> Given instruction: The records that follow should be retyped word for word.
— start —
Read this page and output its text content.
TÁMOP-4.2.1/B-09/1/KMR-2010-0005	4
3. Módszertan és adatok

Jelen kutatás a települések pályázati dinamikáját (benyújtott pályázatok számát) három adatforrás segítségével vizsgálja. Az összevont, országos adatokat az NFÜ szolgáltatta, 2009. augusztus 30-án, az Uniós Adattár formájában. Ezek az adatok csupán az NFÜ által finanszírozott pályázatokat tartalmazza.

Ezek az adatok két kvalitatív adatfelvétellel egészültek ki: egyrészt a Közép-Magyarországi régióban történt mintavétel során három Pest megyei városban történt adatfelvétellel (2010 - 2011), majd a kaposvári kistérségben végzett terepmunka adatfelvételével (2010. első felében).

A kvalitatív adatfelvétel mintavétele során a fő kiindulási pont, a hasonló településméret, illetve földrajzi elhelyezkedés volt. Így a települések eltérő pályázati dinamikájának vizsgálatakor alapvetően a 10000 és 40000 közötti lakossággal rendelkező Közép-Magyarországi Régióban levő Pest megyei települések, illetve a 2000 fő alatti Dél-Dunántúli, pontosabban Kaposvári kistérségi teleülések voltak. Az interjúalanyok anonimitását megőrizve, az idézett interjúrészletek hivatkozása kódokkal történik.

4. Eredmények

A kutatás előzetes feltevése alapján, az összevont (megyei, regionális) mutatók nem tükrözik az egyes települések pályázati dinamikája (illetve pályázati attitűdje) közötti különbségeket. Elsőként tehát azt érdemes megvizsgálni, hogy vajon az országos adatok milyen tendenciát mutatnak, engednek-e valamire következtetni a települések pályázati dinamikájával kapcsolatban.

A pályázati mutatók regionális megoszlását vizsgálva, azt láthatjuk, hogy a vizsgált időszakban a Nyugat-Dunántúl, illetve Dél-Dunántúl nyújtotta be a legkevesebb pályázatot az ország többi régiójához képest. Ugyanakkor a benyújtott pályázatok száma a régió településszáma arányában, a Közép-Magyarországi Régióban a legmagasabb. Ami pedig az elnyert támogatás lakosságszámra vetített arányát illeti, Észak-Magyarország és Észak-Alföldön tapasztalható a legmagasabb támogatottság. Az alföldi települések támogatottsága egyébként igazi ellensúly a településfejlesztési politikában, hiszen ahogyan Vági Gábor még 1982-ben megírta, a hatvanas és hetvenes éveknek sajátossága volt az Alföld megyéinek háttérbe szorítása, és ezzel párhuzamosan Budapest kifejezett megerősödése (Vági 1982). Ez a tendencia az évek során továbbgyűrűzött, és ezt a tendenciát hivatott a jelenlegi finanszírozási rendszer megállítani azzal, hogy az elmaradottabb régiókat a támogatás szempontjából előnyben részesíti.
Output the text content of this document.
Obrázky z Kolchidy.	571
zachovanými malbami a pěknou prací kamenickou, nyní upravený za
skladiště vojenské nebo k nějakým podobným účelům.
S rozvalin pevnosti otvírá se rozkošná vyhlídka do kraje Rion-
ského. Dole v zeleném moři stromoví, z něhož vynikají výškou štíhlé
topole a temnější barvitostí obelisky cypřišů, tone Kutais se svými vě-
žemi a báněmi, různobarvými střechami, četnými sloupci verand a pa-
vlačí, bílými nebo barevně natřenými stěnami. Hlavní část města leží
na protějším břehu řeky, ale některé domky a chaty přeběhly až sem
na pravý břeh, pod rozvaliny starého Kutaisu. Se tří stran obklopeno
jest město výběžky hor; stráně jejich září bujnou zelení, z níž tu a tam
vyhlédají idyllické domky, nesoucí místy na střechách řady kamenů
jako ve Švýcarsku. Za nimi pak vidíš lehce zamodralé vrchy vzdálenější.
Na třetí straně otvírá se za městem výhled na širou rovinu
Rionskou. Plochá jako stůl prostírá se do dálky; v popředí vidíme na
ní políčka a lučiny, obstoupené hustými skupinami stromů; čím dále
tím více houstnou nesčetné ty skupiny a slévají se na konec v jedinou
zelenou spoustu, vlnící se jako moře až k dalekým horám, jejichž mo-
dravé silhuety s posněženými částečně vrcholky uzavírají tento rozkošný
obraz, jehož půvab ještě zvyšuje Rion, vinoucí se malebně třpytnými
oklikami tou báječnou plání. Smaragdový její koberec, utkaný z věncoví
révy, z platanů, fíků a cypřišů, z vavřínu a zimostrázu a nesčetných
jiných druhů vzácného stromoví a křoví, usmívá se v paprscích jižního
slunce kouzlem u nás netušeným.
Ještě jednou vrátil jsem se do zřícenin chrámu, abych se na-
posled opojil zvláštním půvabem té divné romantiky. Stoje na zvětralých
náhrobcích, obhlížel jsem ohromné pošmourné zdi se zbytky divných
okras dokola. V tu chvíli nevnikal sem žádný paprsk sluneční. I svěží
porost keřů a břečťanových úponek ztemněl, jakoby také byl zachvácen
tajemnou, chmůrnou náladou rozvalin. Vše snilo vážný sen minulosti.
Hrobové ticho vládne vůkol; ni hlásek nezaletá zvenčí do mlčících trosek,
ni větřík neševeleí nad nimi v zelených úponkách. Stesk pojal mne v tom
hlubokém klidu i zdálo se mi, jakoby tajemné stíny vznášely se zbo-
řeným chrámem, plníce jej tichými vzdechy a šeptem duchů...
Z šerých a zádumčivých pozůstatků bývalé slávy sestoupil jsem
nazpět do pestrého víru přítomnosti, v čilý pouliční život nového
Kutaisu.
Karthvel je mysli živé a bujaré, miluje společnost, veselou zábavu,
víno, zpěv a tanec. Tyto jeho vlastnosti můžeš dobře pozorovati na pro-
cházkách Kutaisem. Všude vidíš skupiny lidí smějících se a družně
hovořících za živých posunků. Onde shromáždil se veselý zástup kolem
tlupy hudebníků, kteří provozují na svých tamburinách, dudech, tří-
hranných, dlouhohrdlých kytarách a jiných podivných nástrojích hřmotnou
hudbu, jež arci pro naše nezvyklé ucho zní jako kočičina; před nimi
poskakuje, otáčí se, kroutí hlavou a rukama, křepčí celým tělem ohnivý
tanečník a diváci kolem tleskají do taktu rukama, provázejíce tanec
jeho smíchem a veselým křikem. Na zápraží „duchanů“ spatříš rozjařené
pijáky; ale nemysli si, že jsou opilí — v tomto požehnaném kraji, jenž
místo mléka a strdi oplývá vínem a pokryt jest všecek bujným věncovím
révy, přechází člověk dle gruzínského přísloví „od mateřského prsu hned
— end —
> Complete answer:
Read this page and output its text content.
TÁMOP-4.2.1/B-09/1/KMR-2010-0005	4
3. Módszertan és adatok

Jelen kutatás a települések pályázati dinamikáját (benyújtott pályázatok számát) három adatforrás segítségével vizsgálja. Az összevont, országos adatokat az NFÜ szolgáltatta, 2009. augusztus 30-án, az Uniós Adattár formájában. Ezek az adatok csupán az NFÜ által finanszírozott pályázatokat tartalmazza.

Ezek az adatok két kvalitatív adatfelvétellel egészültek ki: egyrészt a Közép-Magyarországi régióban történt mintavétel során három Pest megyei városban történt adatfelvétellel (2010 - 2011), majd a kaposvári kistérségben végzett terepmunka adatfelvételével (2010. első felében).

A kvalitatív adatfelvétel mintavétele során a fő kiindulási pont, a hasonló településméret, illetve földrajzi elhelyezkedés volt. Így a települések eltérő pályázati dinamikájának vizsgálatakor alapvetően a 10000 és 40000 közötti lakossággal rendelkező Közép-Magyarországi Régióban levő Pest megyei települések, illetve a 2000 fő alatti Dél-Dunántúli, pontosabban Kaposvári kistérségi teleülések voltak. Az interjúalanyok anonimitását megőrizve, az idézett interjúrészletek hivatkozása kódokkal történik.

4. Eredmények

A kutatás előzetes feltevése alapján, az összevont (megyei, regionális) mutatók nem tükrözik az egyes települések pályázati dinamikája (illetve pályázati attitűdje) közötti különbségeket. Elsőként tehát azt érdemes megvizsgálni, hogy vajon az országos adatok milyen tendenciát mutatnak, engednek-e valamire következtetni a települések pályázati dinamikájával kapcsolatban.

A pályázati mutatók regionális megoszlását vizsgálva, azt láthatjuk, hogy a vizsgált időszakban a Nyugat-Dunántúl, illetve Dél-Dunántúl nyújtotta be a legkevesebb pályázatot az ország többi régiójához képest. Ugyanakkor a benyújtott pályázatok száma a régió településszáma arányában, a Közép-Magyarországi Régióban a legmagasabb. Ami pedig az elnyert támogatás lakosságszámra vetített arányát illeti, Észak-Magyarország és Észak-Alföldön tapasztalható a legmagasabb támogatottság. Az alföldi települések támogatottsága egyébként igazi ellensúly a településfejlesztési politikában, hiszen ahogyan Vági Gábor még 1982-ben megírta, a hatvanas és hetvenes éveknek sajátossága volt az Alföld megyéinek háttérbe szorítása, és ezzel párhuzamosan Budapest kifejezett megerősödése (Vági 1982). Ez a tendencia az évek során továbbgyűrűzött, és ezt a tendenciát hivatott a jelenlegi finanszírozási rendszer megállítani azzal, hogy az elmaradottabb régiókat a támogatás szempontjából előnyben részesíti.
Output the text content of this document.
Obrázky z Kolchidy.	571
zachovanými malbami a pěknou prací kamenickou, nyní upravený za
skladiště vojenské nebo k nějakým podobným účelům.
S rozvalin pevnosti otvírá se rozkošná vyhlídka do kraje Rion-
ského. Dole v zeleném moři stromoví, z něhož vynikají výškou štíhlé
topole a temnější barvitostí obelisky cypřišů, tone Kutais se svými vě-
žemi a báněmi, různobarvými střechami, četnými sloupci verand a pa-
vlačí, bílými nebo barevně natřenými stěnami. Hlavní část města leží
na protějším břehu řeky, ale některé domky a chaty přeběhly až sem
na pravý břeh, pod rozvaliny starého Kutaisu. Se tří stran obklopeno
jest město výběžky hor; stráně jejich září bujnou zelení, z níž tu a tam
vyhlédají idyllické domky, nesoucí místy na střechách řady kamenů
jako ve Švýcarsku. Za nimi pak vidíš lehce zamodralé vrchy vzdálenější.
Na třetí straně otvírá se za městem výhled na širou rovinu
Rionskou. Plochá jako stůl prostírá se do dálky; v popředí vidíme na
ní políčka a lučiny, obstoupené hustými skupinami stromů; čím dále
tím více houstnou nesčetné ty skupiny a slévají se na konec v jedinou
zelenou spoustu, vlnící se jako moře až k dalekým horám, jejichž mo-
dravé silhuety s posněženými částečně vrcholky uzavírají tento rozkošný
obraz, jehož půvab ještě zvyšuje Rion, vinoucí se malebně třpytnými
oklikami tou báječnou plání. Smaragdový její koberec, utkaný z věncoví
révy, z platanů, fíků a cypřišů, z vavřínu a zimostrázu a nesčetných
jiných druhů vzácného stromoví a křoví, usmívá se v paprscích jižního
slunce kouzlem u nás netušeným.
Ještě jednou vrátil jsem se do zřícenin chrámu, abych se na-
posled opojil zvláštním půvabem té divné romantiky. Stoje na zvětralých
náhrobcích, obhlížel jsem ohromné pošmourné zdi se zbytky divných
okras dokola. V tu chvíli nevnikal sem žádný paprsk sluneční. I svěží
porost keřů a břečťanových úponek ztemněl, jakoby také byl zachvácen
tajemnou, chmůrnou náladou rozvalin. Vše snilo vážný sen minulosti.
Hrobové ticho vládne vůkol; ni hlásek nezaletá zvenčí do mlčících trosek,
ni větřík neševeleí nad nimi v zelených úponkách. Stesk pojal mne v tom
hlubokém klidu i zdálo se mi, jakoby tajemné stíny vznášely se zbo-
řeným chrámem, plníce jej tichými vzdechy a šeptem duchů...
Z šerých a zádumčivých pozůstatků bývalé slávy sestoupil jsem
nazpět do pestrého víru přítomnosti, v čilý pouliční život nového
Kutaisu.
Karthvel je mysli živé a bujaré, miluje společnost, veselou zábavu,
víno, zpěv a tanec. Tyto jeho vlastnosti můžeš dobře pozorovati na pro-
cházkách Kutaisem. Všude vidíš skupiny lidí smějících se a družně
hovořících za živých posunků. Onde shromáždil se veselý zástup kolem
tlupy hudebníků, kteří provozují na svých tamburinách, dudech, tří-
hranných, dlouhohrdlých kytarách a jiných podivných nástrojích hřmotnou
hudbu, jež arci pro naše nezvyklé ucho zní jako kočičina; před nimi
poskakuje, otáčí se, kroutí hlavou a rukama, křepčí celým tělem ohnivý
tanečník a diváci kolem tleskají do taktu rukama, provázejíce tanec
jeho smíchem a veselým křikem. Na zápraží „duchanů“ spatříš rozjařené
pijáky; ale nemysli si, že jsou opilí — v tomto požehnaném kraji, jenž
místo mléka a strdi oplývá vínem a pokryt jest všecek bujným věncovím
révy, přechází člověk dle gruzínského přísloví „od mateřského prsu hned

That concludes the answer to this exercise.